Source data
— begin —

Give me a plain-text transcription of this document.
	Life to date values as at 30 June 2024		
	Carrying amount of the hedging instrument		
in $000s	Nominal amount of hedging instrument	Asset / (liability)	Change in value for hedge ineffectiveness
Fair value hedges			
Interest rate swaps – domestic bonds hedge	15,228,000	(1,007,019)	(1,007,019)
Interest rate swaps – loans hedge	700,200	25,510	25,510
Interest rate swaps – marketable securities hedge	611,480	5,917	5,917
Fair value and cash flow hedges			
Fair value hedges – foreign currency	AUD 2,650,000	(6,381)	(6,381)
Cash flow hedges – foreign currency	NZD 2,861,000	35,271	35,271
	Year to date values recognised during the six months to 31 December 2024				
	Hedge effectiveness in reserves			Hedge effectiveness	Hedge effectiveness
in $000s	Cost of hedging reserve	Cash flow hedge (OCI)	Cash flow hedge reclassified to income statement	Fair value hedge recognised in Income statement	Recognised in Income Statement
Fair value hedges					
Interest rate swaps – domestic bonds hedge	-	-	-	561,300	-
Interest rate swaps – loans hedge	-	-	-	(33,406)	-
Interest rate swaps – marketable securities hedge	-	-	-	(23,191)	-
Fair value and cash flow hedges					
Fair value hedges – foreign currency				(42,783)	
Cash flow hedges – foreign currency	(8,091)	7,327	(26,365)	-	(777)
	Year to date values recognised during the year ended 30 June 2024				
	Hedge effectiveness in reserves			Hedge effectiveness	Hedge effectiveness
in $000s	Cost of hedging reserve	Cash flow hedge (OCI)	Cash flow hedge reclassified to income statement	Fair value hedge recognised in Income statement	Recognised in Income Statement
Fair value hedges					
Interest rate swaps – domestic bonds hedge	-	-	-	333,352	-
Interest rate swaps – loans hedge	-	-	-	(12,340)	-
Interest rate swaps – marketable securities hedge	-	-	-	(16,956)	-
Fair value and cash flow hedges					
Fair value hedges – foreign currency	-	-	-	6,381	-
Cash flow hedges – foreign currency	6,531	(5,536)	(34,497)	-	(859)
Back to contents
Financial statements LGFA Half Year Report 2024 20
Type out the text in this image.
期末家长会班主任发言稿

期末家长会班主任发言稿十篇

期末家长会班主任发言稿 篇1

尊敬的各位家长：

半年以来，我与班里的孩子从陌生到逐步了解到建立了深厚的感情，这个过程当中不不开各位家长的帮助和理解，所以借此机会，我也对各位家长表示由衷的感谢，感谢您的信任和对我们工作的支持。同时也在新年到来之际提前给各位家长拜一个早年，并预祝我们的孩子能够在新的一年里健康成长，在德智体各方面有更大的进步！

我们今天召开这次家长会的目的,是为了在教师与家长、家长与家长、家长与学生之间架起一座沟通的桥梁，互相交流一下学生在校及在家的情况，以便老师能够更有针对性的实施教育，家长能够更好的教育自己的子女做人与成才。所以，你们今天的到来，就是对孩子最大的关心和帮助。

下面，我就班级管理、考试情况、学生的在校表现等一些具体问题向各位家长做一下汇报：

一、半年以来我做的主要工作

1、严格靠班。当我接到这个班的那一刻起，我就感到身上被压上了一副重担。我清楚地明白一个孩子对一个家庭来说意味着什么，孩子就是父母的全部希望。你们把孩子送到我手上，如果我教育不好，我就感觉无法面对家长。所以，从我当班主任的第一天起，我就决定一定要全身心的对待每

— end —

(The request) Reproduce the full listing above, character for character.

(Result below)
Give me a plain-text transcription of this document.
	Life to date values as at 30 June 2024		
	Carrying amount of the hedging instrument		
in $000s	Nominal amount of hedging instrument	Asset / (liability)	Change in value for hedge ineffectiveness
Fair value hedges			
Interest rate swaps – domestic bonds hedge	15,228,000	(1,007,019)	(1,007,019)
Interest rate swaps – loans hedge	700,200	25,510	25,510
Interest rate swaps – marketable securities hedge	611,480	5,917	5,917
Fair value and cash flow hedges			
Fair value hedges – foreign currency	AUD 2,650,000	(6,381)	(6,381)
Cash flow hedges – foreign currency	NZD 2,861,000	35,271	35,271
	Year to date values recognised during the six months to 31 December 2024				
	Hedge effectiveness in reserves			Hedge effectiveness	Hedge effectiveness
in $000s	Cost of hedging reserve	Cash flow hedge (OCI)	Cash flow hedge reclassified to income statement	Fair value hedge recognised in Income statement	Recognised in Income Statement
Fair value hedges					
Interest rate swaps – domestic bonds hedge	-	-	-	561,300	-
Interest rate swaps – loans hedge	-	-	-	(33,406)	-
Interest rate swaps – marketable securities hedge	-	-	-	(23,191)	-
Fair value and cash flow hedges					
Fair value hedges – foreign currency				(42,783)	
Cash flow hedges – foreign currency	(8,091)	7,327	(26,365)	-	(777)
	Year to date values recognised during the year ended 30 June 2024				
	Hedge effectiveness in reserves			Hedge effectiveness	Hedge effectiveness
in $000s	Cost of hedging reserve	Cash flow hedge (OCI)	Cash flow hedge reclassified to income statement	Fair value hedge recognised in Income statement	Recognised in Income Statement
Fair value hedges					
Interest rate swaps – domestic bonds hedge	-	-	-	333,352	-
Interest rate swaps – loans hedge	-	-	-	(12,340)	-
Interest rate swaps – marketable securities hedge	-	-	-	(16,956)	-
Fair value and cash flow hedges					
Fair value hedges – foreign currency	-	-	-	6,381	-
Cash flow hedges – foreign currency	6,531	(5,536)	(34,497)	-	(859)
Back to contents
Financial statements LGFA Half Year Report 2024 20
Type out the text in this image.
期末家长会班主任发言稿

期末家长会班主任发言稿十篇

期末家长会班主任发言稿 篇1

尊敬的各位家长：

半年以来，我与班里的孩子从陌生到逐步了解到建立了深厚的感情，这个过程当中不不开各位家长的帮助和理解，所以借此机会，我也对各位家长表示由衷的感谢，感谢您的信任和对我们工作的支持。同时也在新年到来之际提前给各位家长拜一个早年，并预祝我们的孩子能够在新的一年里健康成长，在德智体各方面有更大的进步！

我们今天召开这次家长会的目的,是为了在教师与家长、家长与家长、家长与学生之间架起一座沟通的桥梁，互相交流一下学生在校及在家的情况，以便老师能够更有针对性的实施教育，家长能够更好的教育自己的子女做人与成才。所以，你们今天的到来，就是对孩子最大的关心和帮助。

下面，我就班级管理、考试情况、学生的在校表现等一些具体问题向各位家长做一下汇报：

一、半年以来我做的主要工作

1、严格靠班。当我接到这个班的那一刻起，我就感到身上被压上了一副重担。我清楚地明白一个孩子对一个家庭来说意味着什么，孩子就是父母的全部希望。你们把孩子送到我手上，如果我教育不好，我就感觉无法面对家长。所以，从我当班主任的第一天起，我就决定一定要全身心的对待每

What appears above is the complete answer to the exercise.